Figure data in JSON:
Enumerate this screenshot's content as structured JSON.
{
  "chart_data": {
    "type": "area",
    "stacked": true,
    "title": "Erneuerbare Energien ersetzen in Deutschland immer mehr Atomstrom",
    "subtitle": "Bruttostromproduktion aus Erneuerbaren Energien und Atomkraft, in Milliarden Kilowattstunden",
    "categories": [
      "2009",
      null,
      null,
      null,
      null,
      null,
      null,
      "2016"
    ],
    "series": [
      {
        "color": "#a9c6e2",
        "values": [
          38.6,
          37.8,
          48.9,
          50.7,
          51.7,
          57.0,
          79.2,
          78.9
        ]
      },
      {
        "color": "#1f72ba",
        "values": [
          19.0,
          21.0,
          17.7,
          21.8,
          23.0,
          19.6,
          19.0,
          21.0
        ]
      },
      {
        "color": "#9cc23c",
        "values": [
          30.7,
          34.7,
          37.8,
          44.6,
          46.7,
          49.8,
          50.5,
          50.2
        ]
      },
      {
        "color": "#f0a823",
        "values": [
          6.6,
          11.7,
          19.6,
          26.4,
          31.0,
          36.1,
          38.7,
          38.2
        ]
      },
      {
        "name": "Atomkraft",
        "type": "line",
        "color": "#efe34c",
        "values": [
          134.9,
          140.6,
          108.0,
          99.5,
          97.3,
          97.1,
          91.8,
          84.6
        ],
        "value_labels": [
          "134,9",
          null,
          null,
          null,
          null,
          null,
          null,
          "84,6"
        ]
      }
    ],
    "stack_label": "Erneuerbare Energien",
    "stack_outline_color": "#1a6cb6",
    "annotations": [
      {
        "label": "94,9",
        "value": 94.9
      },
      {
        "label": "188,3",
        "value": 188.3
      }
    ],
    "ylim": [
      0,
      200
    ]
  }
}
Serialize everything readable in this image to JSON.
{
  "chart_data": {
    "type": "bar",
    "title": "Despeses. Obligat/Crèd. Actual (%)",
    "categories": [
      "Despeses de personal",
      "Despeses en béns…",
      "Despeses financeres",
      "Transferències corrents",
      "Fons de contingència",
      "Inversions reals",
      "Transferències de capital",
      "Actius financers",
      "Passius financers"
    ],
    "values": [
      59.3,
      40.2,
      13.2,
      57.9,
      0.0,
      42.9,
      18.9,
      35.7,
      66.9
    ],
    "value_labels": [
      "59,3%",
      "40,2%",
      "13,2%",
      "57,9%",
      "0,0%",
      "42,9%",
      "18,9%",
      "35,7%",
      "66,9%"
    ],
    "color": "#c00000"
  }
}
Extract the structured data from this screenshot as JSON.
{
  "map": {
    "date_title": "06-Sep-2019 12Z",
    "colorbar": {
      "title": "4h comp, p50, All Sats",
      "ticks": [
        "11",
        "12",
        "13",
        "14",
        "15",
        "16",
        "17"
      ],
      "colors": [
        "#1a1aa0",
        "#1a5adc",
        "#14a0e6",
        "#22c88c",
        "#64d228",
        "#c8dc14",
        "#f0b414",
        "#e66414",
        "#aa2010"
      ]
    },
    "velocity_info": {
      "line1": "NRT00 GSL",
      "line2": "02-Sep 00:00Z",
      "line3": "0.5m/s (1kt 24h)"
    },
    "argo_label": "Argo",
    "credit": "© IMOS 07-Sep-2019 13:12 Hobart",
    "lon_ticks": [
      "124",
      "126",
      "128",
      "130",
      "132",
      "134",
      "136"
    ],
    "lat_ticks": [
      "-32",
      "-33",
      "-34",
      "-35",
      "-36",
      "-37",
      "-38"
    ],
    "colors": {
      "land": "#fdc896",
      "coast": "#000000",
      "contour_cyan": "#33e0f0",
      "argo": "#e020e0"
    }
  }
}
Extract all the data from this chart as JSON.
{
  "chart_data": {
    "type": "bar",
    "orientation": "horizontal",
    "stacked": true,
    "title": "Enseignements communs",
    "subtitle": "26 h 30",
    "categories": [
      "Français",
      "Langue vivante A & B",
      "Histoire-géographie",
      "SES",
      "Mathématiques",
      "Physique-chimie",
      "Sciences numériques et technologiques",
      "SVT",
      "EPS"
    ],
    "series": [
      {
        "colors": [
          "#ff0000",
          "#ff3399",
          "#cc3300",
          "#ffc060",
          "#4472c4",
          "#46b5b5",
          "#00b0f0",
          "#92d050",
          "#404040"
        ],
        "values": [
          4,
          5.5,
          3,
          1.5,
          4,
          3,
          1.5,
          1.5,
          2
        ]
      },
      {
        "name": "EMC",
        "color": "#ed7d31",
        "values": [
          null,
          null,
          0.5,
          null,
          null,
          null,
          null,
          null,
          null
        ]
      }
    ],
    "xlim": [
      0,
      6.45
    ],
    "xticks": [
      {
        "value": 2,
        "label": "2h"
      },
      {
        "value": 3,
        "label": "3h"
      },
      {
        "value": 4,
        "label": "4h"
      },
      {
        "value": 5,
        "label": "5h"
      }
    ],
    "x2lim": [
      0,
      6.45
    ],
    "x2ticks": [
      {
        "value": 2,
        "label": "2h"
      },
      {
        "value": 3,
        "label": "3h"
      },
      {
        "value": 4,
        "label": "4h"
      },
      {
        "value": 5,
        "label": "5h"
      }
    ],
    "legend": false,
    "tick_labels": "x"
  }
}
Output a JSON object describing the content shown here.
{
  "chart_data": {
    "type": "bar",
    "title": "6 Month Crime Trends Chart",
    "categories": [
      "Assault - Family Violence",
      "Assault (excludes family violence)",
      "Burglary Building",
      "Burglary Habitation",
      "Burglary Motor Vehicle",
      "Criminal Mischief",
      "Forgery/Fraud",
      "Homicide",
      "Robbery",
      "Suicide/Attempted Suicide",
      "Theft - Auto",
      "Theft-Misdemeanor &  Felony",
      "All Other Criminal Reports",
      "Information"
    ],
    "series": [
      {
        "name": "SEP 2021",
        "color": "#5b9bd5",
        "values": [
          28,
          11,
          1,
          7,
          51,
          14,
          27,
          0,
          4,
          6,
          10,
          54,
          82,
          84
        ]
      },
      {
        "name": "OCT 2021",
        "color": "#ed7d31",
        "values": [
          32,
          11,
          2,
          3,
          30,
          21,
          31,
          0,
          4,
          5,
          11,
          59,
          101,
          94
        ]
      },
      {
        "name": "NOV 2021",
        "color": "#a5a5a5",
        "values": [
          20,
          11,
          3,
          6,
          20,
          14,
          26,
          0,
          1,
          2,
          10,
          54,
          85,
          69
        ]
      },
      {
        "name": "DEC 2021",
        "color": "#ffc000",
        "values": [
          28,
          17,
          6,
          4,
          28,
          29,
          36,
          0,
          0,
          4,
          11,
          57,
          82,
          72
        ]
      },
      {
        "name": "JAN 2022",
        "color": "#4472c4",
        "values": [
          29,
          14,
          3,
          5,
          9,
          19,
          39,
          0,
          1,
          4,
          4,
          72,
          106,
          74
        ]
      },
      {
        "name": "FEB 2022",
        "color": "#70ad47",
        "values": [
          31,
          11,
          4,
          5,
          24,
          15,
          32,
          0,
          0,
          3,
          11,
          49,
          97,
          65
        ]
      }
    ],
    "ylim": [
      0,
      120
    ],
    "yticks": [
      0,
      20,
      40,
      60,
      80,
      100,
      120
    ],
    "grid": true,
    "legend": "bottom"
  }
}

The exercise: Copy every record above exactly as it appears.

Task result:
Enumerate this screenshot's content as structured JSON.
{
  "chart_data": {
    "type": "area",
    "stacked": true,
    "title": "Erneuerbare Energien ersetzen in Deutschland immer mehr Atomstrom",
    "subtitle": "Bruttostromproduktion aus Erneuerbaren Energien und Atomkraft, in Milliarden Kilowattstunden",
    "categories": [
      "2009",
      null,
      null,
      null,
      null,
      null,
      null,
      "2016"
    ],
    "series": [
      {
        "color": "#a9c6e2",
        "values": [
          38.6,
          37.8,
          48.9,
          50.7,
          51.7,
          57.0,
          79.2,
          78.9
        ]
      },
      {
        "color": "#1f72ba",
        "values": [
          19.0,
          21.0,
          17.7,
          21.8,
          23.0,
          19.6,
          19.0,
          21.0
        ]
      },
      {
        "color": "#9cc23c",
        "values": [
          30.7,
          34.7,
          37.8,
          44.6,
          46.7,
          49.8,
          50.5,
          50.2
        ]
      },
      {
        "color": "#f0a823",
        "values": [
          6.6,
          11.7,
          19.6,
          26.4,
          31.0,
          36.1,
          38.7,
          38.2
        ]
      },
      {
        "name": "Atomkraft",
        "type": "line",
        "color": "#efe34c",
        "values": [
          134.9,
          140.6,
          108.0,
          99.5,
          97.3,
          97.1,
          91.8,
          84.6
        ],
        "value_labels": [
          "134,9",
          null,
          null,
          null,
          null,
          null,
          null,
          "84,6"
        ]
      }
    ],
    "stack_label": "Erneuerbare Energien",
    "stack_outline_color": "#1a6cb6",
    "annotations": [
      {
        "label": "94,9",
        "value": 94.9
      },
      {
        "label": "188,3",
        "value": 188.3
      }
    ],
    "ylim": [
      0,
      200
    ]
  }
}
Serialize everything readable in this image to JSON.
{
  "chart_data": {
    "type": "bar",
    "title": "Despeses. Obligat/Crèd. Actual (%)",
    "categories": [
      "Despeses de personal",
      "Despeses en béns…",
      "Despeses financeres",
      "Transferències corrents",
      "Fons de contingència",
      "Inversions reals",
      "Transferències de capital",
      "Actius financers",
      "Passius financers"
    ],
    "values": [
      59.3,
      40.2,
      13.2,
      57.9,
      0.0,
      42.9,
      18.9,
      35.7,
      66.9
    ],
    "value_labels": [
      "59,3%",
      "40,2%",
      "13,2%",
      "57,9%",
      "0,0%",
      "42,9%",
      "18,9%",
      "35,7%",
      "66,9%"
    ],
    "color": "#c00000"
  }
}
Extract the structured data from this screenshot as JSON.
{
  "map": {
    "date_title": "06-Sep-2019 12Z",
    "colorbar": {
      "title": "4h comp, p50, All Sats",
      "ticks": [
        "11",
        "12",
        "13",
        "14",
        "15",
        "16",
        "17"
      ],
      "colors": [
        "#1a1aa0",
        "#1a5adc",
        "#14a0e6",
        "#22c88c",
        "#64d228",
        "#c8dc14",
        "#f0b414",
        "#e66414",
        "#aa2010"
      ]
    },
    "velocity_info": {
      "line1": "NRT00 GSL",
      "line2": "02-Sep 00:00Z",
      "line3": "0.5m/s (1kt 24h)"
    },
    "argo_label": "Argo",
    "credit": "© IMOS 07-Sep-2019 13:12 Hobart",
    "lon_ticks": [
      "124",
      "126",
      "128",
      "130",
      "132",
      "134",
      "136"
    ],
    "lat_ticks": [
      "-32",
      "-33",
      "-34",
      "-35",
      "-36",
      "-37",
      "-38"
    ],
    "colors": {
      "land": "#fdc896",
      "coast": "#000000",
      "contour_cyan": "#33e0f0",
      "argo": "#e020e0"
    }
  }
}
Extract all the data from this chart as JSON.
{
  "chart_data": {
    "type": "bar",
    "orientation": "horizontal",
    "stacked": true,
    "title": "Enseignements communs",
    "subtitle": "26 h 30",
    "categories": [
      "Français",
      "Langue vivante A & B",
      "Histoire-géographie",
      "SES",
      "Mathématiques",
      "Physique-chimie",
      "Sciences numériques et technologiques",
      "SVT",
      "EPS"
    ],
    "series": [
      {
        "colors": [
          "#ff0000",
          "#ff3399",
          "#cc3300",
          "#ffc060",
          "#4472c4",
          "#46b5b5",
          "#00b0f0",
          "#92d050",
          "#404040"
        ],
        "values": [
          4,
          5.5,
          3,
          1.5,
          4,
          3,
          1.5,
          1.5,
          2
        ]
      },
      {
        "name": "EMC",
        "color": "#ed7d31",
        "values": [
          null,
          null,
          0.5,
          null,
          null,
          null,
          null,
          null,
          null
        ]
      }
    ],
    "xlim": [
      0,
      6.45
    ],
    "xticks": [
      {
        "value": 2,
        "label": "2h"
      },
      {
        "value": 3,
        "label": "3h"
      },
      {
        "value": 4,
        "label": "4h"
      },
      {
        "value": 5,
        "label": "5h"
      }
    ],
    "x2lim": [
      0,
      6.45
    ],
    "x2ticks": [
      {
        "value": 2,
        "label": "2h"
      },
      {
        "value": 3,
        "label": "3h"
      },
      {
        "value": 4,
        "label": "4h"
      },
      {
        "value": 5,
        "label": "5h"
      }
    ],
    "legend": false,
    "tick_labels": "x"
  }
}
Output a JSON object describing the content shown here.
{
  "chart_data": {
    "type": "bar",
    "title": "6 Month Crime Trends Chart",
    "categories": [
      "Assault - Family Violence",
      "Assault (excludes family violence)",
      "Burglary Building",
      "Burglary Habitation",
      "Burglary Motor Vehicle",
      "Criminal Mischief",
      "Forgery/Fraud",
      "Homicide",
      "Robbery",
      "Suicide/Attempted Suicide",
      "Theft - Auto",
      "Theft-Misdemeanor &  Felony",
      "All Other Criminal Reports",
      "Information"
    ],
    "series": [
      {
        "name": "SEP 2021",
        "color": "#5b9bd5",
        "values": [
          28,
          11,
          1,
          7,
          51,
          14,
          27,
          0,
          4,
          6,
          10,
          54,
          82,
          84
        ]
      },
      {
        "name": "OCT 2021",
        "color": "#ed7d31",
        "values": [
          32,
          11,
          2,
          3,
          30,
          21,
          31,
          0,
          4,
          5,
          11,
          59,
          101,
          94
        ]
      },
      {
        "name": "NOV 2021",
        "color": "#a5a5a5",
        "values": [
          20,
          11,
          3,
          6,
          20,
          14,
          26,
          0,
          1,
          2,
          10,
          54,
          85,
          69
        ]
      },
      {
        "name": "DEC 2021",
        "color": "#ffc000",
        "values": [
          28,
          17,
          6,
          4,
          28,
          29,
          36,
          0,
          0,
          4,
          11,
          57,
          82,
          72
        ]
      },
      {
        "name": "JAN 2022",
        "color": "#4472c4",
        "values": [
          29,
          14,
          3,
          5,
          9,
          19,
          39,
          0,
          1,
          4,
          4,
          72,
          106,
          74
        ]
      },
      {
        "name": "FEB 2022",
        "color": "#70ad47",
        "values": [
          31,
          11,
          4,
          5,
          24,
          15,
          32,
          0,
          0,
          3,
          11,
          49,
          97,
          65
        ]
      }
    ],
    "ylim": [
      0,
      120
    ],
    "yticks": [
      0,
      20,
      40,
      60,
      80,
      100,
      120
    ],
    "grid": true,
    "legend": "bottom"
  }
}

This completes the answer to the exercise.